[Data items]

★ ★ ★ ★

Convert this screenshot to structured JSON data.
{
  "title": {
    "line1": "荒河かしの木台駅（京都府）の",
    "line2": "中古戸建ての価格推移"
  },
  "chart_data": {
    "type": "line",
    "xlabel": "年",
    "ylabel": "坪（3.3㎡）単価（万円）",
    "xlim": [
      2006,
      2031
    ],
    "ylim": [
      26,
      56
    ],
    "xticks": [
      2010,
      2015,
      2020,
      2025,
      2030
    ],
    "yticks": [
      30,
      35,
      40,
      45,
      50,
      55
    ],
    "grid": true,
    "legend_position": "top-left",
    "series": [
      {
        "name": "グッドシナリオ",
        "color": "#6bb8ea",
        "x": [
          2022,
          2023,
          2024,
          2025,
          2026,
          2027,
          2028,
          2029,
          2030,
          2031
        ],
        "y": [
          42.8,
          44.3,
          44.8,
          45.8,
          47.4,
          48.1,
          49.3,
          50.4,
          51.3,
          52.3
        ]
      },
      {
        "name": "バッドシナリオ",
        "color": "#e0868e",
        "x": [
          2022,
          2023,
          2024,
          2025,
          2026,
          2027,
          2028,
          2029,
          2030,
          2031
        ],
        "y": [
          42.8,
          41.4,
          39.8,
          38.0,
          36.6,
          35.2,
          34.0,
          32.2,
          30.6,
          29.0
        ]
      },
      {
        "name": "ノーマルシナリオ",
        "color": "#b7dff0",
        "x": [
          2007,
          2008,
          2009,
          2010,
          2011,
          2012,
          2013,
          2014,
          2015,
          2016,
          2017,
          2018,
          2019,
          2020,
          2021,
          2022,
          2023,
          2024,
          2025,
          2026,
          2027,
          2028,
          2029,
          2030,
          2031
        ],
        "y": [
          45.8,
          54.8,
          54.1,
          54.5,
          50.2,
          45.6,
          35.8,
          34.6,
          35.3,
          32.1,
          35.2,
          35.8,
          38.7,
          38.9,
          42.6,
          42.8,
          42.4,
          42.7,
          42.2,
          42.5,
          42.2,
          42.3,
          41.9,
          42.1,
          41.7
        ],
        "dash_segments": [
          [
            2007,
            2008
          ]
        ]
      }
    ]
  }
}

★ ★ ★ ★

_What you should do_: Scan the listing above. Gather each line that contains the word "name".

_Task result_:
        "name": "グッドシナリオ",
        "name": "バッドシナリオ",
        "name": "ノーマルシナリオ",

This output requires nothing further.